» CHALLENGE:
Pick out the lines containing "this".
#####
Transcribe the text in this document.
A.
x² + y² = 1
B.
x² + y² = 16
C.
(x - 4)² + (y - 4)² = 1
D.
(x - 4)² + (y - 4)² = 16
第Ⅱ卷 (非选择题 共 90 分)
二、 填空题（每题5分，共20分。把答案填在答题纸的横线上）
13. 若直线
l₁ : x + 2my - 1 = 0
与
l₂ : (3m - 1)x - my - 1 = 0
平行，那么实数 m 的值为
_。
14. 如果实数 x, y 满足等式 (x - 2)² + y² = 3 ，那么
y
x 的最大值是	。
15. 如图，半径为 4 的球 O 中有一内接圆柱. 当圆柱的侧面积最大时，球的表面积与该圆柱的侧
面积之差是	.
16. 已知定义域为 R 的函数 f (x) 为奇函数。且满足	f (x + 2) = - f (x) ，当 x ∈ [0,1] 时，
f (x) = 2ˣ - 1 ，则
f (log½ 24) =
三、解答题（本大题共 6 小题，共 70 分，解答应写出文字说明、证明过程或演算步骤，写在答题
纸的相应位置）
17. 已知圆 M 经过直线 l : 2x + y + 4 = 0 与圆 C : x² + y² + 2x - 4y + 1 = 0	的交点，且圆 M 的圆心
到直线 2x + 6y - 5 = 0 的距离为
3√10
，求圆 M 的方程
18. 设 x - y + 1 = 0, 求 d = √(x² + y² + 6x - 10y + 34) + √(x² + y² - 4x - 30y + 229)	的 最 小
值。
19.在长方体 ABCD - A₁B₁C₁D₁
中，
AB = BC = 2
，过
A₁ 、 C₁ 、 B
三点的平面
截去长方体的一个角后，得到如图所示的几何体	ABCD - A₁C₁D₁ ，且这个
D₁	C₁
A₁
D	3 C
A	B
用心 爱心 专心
#####
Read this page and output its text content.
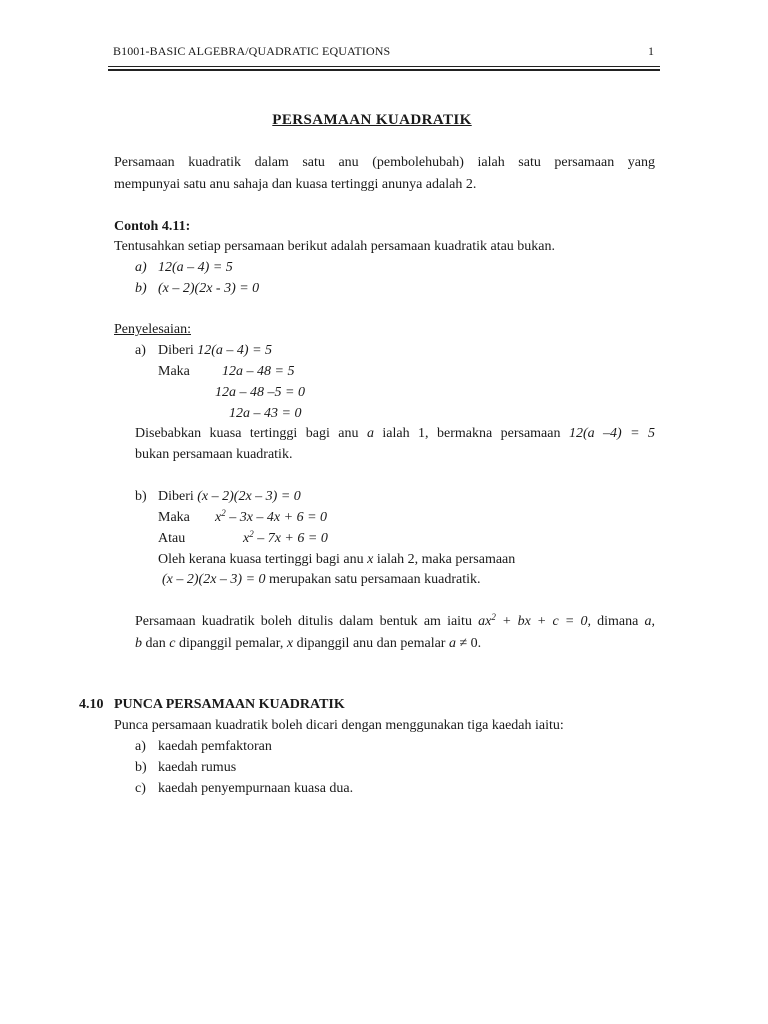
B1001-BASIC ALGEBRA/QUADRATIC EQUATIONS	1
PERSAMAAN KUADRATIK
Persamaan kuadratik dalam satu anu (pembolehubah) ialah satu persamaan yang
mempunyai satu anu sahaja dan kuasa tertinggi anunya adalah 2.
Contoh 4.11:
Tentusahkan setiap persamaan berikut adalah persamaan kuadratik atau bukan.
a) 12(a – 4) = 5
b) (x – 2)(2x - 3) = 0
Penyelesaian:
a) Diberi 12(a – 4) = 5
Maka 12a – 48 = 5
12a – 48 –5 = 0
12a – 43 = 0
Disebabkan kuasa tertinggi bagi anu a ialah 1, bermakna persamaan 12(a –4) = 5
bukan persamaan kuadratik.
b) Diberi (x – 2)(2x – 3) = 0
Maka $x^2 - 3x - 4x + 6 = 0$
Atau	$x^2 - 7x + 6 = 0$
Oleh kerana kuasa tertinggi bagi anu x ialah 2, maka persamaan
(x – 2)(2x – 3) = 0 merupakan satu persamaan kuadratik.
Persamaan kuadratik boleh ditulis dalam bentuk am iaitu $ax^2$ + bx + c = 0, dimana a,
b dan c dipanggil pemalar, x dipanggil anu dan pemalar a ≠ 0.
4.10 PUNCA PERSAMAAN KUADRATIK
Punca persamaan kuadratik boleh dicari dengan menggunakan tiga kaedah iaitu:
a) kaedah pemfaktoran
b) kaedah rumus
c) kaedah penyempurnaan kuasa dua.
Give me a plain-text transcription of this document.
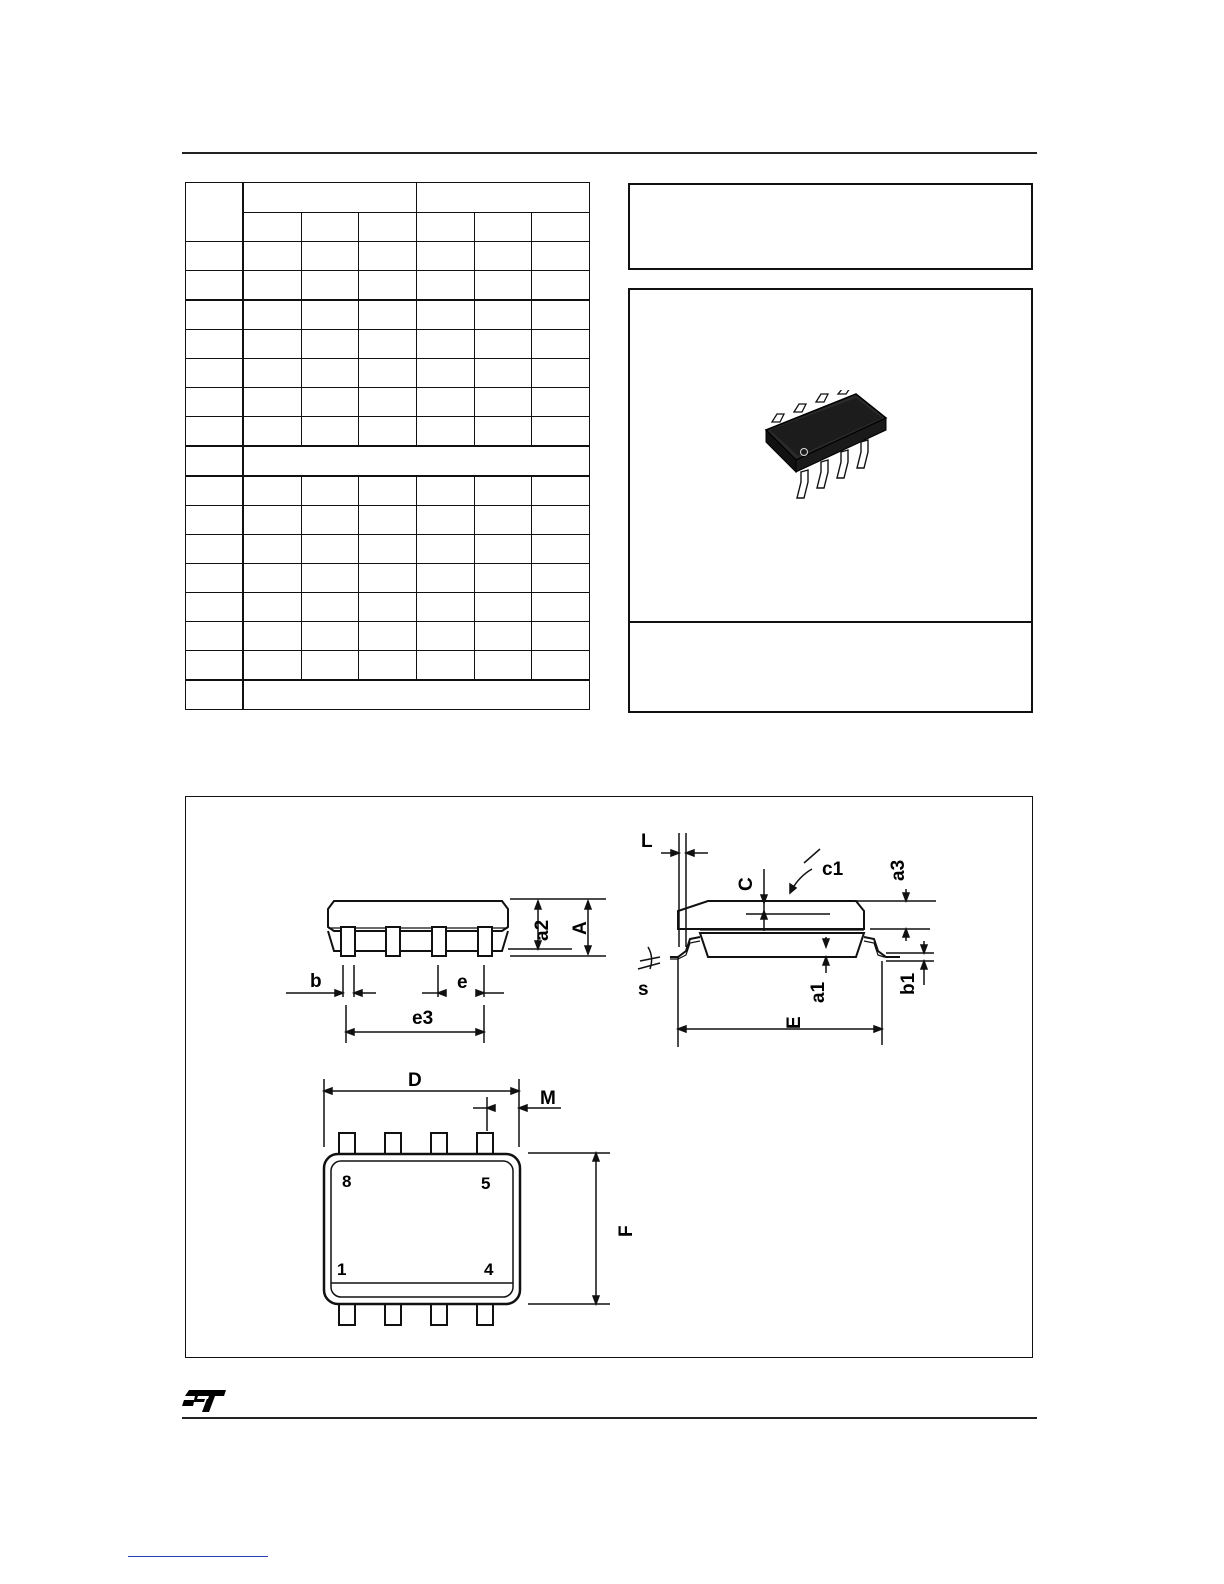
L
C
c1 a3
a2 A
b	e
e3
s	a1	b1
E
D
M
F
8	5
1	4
#####
» TASK RESPONSE:
Transcribe the text in this document.
Read this page and output its text content.
Give me a plain-text transcription of this document.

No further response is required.